◆ Task statement: Filter the listing below, copying every line in which the word "heading" appears.

◆ Material for this exercise:

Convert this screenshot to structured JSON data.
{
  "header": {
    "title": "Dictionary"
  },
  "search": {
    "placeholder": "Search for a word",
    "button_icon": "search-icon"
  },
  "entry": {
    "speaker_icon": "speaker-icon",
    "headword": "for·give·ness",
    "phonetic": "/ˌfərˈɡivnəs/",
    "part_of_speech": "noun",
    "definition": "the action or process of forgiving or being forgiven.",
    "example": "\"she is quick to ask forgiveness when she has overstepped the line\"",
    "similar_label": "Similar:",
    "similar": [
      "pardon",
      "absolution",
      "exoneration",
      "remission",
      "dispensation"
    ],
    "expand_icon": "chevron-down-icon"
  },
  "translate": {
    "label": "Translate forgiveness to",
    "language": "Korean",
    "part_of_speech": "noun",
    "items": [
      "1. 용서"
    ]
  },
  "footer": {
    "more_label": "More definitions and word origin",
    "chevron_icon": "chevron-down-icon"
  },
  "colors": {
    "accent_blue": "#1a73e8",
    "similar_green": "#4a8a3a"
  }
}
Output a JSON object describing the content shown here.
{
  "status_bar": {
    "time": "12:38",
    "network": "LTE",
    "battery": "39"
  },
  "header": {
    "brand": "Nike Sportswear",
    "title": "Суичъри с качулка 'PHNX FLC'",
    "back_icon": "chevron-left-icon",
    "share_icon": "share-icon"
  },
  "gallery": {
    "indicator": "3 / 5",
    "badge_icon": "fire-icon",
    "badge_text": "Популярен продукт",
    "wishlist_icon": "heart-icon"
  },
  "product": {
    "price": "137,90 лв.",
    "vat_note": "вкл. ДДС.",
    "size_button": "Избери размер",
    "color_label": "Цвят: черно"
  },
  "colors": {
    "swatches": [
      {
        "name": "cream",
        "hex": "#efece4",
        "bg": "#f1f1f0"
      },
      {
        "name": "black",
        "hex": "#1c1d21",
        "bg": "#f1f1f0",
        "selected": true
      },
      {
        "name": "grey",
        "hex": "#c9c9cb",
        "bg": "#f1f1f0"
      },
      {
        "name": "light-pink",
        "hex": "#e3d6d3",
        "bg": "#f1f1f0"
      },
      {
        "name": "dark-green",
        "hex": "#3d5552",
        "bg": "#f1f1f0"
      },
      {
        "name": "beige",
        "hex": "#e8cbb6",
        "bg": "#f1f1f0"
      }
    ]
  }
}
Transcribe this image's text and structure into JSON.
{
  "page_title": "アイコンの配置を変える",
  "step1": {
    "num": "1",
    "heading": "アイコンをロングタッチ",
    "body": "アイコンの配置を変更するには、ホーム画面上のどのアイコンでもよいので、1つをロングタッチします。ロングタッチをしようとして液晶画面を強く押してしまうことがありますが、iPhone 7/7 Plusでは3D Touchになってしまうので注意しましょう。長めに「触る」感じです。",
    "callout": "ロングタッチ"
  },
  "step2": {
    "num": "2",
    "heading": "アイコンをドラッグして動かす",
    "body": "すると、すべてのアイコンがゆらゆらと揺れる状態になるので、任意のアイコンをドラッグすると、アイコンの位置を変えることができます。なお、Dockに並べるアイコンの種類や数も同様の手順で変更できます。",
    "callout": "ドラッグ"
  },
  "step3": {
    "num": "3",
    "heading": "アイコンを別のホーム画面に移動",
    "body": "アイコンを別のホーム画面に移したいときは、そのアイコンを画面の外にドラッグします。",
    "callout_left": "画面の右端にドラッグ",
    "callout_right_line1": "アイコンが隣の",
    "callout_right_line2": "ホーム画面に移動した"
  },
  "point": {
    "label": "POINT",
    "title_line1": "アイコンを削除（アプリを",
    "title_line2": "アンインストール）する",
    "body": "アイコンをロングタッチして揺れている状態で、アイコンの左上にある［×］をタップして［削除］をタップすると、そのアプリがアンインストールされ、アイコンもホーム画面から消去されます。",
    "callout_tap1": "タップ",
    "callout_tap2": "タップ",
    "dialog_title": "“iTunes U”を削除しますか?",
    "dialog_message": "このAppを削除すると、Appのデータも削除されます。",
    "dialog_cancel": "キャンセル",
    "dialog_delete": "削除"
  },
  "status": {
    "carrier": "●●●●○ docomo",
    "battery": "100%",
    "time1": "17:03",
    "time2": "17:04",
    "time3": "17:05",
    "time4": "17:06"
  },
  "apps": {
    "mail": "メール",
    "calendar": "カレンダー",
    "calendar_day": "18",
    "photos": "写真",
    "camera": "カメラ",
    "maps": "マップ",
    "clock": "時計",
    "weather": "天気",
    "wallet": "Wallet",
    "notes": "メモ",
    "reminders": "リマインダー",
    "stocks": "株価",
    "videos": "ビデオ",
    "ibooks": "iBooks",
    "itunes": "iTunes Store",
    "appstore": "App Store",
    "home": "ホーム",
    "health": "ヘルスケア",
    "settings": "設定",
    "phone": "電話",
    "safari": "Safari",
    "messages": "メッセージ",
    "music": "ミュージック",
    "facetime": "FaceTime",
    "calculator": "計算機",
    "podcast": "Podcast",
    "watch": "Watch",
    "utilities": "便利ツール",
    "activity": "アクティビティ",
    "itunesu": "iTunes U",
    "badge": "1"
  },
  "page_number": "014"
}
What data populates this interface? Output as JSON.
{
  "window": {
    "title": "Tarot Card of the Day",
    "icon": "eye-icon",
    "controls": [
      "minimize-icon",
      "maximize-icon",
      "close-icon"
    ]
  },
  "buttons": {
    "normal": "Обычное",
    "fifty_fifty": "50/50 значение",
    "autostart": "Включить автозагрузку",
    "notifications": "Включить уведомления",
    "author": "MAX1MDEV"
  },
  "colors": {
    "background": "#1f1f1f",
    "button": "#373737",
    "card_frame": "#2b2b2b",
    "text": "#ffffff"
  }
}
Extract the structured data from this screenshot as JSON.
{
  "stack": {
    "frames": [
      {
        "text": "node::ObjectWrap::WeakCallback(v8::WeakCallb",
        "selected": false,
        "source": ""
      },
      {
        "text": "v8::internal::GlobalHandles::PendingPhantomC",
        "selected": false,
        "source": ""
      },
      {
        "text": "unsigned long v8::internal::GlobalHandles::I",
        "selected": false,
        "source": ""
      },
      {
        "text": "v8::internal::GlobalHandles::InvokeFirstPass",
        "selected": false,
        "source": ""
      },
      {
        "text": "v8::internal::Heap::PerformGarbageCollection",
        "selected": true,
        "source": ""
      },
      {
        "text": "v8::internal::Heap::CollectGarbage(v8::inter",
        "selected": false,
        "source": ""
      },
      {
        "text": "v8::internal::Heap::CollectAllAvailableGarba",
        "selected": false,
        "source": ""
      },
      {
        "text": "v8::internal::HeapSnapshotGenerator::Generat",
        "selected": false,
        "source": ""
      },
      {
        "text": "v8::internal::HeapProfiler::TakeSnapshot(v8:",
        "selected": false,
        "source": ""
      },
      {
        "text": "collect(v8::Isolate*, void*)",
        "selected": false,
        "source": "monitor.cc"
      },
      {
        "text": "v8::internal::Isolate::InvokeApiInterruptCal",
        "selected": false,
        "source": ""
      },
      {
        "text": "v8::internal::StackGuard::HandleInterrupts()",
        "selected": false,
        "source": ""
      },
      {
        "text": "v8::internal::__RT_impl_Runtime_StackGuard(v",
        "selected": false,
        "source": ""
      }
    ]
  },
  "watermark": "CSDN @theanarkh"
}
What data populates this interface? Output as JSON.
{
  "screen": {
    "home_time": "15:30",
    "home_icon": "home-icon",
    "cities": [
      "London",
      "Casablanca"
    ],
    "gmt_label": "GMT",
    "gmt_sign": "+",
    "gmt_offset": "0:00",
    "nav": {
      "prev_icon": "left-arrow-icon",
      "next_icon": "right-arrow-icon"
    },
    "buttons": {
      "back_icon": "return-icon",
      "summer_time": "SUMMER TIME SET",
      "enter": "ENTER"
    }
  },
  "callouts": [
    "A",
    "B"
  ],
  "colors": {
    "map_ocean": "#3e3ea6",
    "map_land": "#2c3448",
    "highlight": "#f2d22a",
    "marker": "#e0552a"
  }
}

◆ Written reply:
    "heading": "アイコンをロングタッチ",
    "heading": "アイコンをドラッグして動かす",
    "heading": "アイコンを別のホーム画面に移動",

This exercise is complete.